What is asked: Tally the lines that contain the string "panel" and give the number by itself.

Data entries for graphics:

»»

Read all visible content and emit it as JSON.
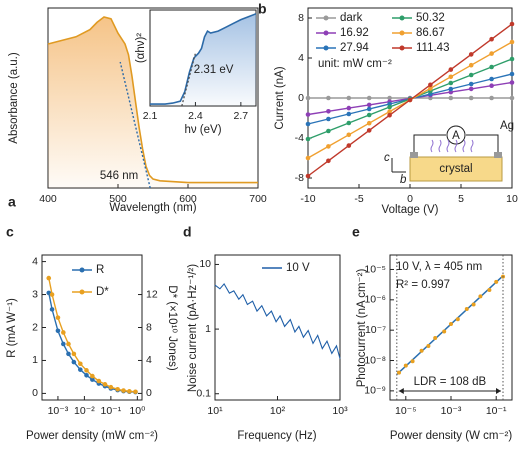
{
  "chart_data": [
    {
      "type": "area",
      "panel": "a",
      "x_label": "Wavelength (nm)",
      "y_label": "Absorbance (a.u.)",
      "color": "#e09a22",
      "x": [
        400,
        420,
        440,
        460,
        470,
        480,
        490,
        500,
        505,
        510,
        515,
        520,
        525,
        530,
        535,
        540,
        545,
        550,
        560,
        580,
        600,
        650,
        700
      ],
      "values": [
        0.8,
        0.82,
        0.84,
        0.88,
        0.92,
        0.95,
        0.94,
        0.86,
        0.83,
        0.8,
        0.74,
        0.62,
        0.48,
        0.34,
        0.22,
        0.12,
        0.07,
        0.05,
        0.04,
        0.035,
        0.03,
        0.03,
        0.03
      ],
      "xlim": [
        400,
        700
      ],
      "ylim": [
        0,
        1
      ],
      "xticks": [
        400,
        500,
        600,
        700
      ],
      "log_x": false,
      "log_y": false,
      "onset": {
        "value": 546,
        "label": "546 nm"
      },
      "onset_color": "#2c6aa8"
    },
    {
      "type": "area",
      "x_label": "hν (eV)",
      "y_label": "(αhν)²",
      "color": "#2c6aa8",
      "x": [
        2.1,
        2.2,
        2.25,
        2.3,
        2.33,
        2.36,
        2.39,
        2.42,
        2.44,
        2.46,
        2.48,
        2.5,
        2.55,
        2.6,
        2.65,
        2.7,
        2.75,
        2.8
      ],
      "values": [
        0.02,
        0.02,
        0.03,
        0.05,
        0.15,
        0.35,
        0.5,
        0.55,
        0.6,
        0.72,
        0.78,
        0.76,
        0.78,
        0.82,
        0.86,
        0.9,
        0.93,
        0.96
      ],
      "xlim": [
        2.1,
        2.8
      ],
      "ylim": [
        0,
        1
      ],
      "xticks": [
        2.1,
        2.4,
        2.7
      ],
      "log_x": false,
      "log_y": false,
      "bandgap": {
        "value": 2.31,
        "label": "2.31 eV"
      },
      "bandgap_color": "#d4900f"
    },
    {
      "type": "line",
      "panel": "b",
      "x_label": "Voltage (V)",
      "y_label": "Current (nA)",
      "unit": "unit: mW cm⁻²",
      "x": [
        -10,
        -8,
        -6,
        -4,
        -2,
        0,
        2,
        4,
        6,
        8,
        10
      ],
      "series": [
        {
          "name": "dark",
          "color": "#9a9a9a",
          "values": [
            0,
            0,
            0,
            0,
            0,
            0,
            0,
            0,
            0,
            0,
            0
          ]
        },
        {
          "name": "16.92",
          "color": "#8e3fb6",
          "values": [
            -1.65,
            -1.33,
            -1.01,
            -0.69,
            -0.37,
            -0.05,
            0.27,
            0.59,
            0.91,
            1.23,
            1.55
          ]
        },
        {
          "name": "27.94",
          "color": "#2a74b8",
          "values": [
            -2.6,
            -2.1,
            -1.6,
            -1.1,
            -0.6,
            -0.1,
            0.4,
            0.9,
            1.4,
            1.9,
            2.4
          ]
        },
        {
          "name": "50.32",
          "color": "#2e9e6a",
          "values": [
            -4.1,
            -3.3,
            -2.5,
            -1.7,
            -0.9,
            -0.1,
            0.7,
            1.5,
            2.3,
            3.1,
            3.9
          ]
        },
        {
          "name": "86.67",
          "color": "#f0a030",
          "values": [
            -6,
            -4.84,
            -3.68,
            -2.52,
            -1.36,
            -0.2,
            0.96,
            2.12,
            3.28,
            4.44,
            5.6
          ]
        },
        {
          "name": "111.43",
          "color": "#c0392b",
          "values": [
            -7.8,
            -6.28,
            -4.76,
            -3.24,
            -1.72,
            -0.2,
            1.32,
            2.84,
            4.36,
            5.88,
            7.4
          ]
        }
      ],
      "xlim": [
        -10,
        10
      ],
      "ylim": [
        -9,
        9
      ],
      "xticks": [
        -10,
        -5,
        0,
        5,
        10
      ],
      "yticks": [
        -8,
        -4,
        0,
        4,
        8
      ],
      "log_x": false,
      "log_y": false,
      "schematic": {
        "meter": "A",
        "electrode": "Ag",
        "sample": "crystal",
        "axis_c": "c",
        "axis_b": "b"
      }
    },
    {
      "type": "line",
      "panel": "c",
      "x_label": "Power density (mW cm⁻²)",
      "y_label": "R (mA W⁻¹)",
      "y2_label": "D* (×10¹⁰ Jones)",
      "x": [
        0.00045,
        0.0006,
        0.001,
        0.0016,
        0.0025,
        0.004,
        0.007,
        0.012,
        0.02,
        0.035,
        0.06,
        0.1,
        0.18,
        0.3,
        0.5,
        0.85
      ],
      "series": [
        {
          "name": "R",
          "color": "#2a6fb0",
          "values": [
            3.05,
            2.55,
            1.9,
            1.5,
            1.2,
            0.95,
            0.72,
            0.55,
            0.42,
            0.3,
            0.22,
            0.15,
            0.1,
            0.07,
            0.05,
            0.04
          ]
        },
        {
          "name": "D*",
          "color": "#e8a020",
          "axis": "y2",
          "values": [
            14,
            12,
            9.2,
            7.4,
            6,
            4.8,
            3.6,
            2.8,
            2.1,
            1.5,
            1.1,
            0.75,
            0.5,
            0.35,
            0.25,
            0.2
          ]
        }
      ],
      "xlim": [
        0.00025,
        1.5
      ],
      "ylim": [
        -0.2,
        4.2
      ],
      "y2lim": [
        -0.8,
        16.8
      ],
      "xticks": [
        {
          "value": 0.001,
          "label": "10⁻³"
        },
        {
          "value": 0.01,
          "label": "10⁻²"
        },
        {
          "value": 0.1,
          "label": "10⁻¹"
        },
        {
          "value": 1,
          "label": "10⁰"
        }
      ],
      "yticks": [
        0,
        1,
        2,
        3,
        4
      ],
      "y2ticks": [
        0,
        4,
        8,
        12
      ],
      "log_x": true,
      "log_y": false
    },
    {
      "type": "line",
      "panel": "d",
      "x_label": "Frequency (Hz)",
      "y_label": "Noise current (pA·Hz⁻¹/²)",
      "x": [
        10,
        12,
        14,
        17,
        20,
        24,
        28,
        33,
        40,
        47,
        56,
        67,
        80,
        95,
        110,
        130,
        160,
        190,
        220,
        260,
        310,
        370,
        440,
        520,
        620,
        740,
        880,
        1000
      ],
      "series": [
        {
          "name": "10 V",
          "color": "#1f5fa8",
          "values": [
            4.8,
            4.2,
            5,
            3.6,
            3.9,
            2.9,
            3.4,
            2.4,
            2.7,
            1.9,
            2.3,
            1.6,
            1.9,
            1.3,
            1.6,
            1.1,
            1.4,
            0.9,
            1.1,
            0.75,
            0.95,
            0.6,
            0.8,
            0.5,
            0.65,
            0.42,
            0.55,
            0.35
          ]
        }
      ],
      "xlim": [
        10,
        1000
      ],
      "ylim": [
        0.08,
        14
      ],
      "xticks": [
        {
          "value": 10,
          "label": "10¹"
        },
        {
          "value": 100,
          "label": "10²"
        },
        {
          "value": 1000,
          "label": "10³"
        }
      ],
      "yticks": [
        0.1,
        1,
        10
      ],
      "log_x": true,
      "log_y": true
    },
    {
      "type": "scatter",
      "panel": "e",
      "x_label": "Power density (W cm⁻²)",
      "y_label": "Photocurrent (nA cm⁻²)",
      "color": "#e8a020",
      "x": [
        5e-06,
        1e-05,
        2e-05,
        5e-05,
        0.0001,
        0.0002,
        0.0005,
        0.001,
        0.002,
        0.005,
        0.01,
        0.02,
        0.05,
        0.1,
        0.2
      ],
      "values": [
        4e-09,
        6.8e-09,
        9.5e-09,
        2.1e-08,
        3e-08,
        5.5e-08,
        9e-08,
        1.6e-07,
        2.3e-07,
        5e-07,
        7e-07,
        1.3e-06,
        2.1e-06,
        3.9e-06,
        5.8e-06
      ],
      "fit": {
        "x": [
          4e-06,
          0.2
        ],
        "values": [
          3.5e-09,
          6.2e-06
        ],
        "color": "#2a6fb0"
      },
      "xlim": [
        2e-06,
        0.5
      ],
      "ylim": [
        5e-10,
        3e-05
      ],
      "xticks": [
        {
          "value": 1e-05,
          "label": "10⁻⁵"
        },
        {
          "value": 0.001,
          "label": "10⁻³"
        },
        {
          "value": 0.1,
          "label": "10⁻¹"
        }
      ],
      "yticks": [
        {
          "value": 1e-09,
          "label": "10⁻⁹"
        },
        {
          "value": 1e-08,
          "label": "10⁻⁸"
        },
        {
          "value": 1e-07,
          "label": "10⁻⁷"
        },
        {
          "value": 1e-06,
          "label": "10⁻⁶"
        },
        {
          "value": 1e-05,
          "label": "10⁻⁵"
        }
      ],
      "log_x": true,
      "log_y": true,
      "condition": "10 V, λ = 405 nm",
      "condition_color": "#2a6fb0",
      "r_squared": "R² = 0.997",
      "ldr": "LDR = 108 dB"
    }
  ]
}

««

Output for this exercise: 5